**Exercise details:** Gather all lines in the entries that include the word "Direction".
####################
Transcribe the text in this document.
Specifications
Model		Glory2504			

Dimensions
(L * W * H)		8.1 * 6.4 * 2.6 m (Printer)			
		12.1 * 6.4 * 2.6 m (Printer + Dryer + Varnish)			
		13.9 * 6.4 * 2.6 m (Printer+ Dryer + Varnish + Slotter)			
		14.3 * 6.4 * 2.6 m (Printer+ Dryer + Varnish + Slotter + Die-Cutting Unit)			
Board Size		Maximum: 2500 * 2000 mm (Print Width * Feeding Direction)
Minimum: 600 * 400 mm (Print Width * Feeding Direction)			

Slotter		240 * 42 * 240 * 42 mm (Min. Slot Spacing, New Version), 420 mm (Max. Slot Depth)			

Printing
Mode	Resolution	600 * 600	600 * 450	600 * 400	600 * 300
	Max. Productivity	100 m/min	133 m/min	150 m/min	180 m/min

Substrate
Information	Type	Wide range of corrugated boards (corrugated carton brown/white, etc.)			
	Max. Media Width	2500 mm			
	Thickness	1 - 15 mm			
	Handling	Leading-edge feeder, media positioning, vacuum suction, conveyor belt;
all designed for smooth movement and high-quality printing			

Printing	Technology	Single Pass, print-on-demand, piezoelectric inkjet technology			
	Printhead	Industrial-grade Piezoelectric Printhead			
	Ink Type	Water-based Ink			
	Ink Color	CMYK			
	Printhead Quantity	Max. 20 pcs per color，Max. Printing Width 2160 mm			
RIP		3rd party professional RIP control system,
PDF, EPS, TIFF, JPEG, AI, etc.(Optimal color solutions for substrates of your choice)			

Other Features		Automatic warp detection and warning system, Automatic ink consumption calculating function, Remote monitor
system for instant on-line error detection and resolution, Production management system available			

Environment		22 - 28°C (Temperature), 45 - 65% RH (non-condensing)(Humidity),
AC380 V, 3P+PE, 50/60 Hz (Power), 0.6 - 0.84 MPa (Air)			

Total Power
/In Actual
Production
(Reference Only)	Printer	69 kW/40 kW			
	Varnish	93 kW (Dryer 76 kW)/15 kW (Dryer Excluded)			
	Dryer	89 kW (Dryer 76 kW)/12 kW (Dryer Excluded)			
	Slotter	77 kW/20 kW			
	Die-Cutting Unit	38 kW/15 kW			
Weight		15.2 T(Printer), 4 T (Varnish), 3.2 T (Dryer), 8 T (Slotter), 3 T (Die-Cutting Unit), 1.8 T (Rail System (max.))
####################
**Solution:**
Board Size		Maximum: 2500 * 2000 mm (Print Width * Feeding Direction)
Minimum: 600 * 400 mm (Print Width * Feeding Direction)			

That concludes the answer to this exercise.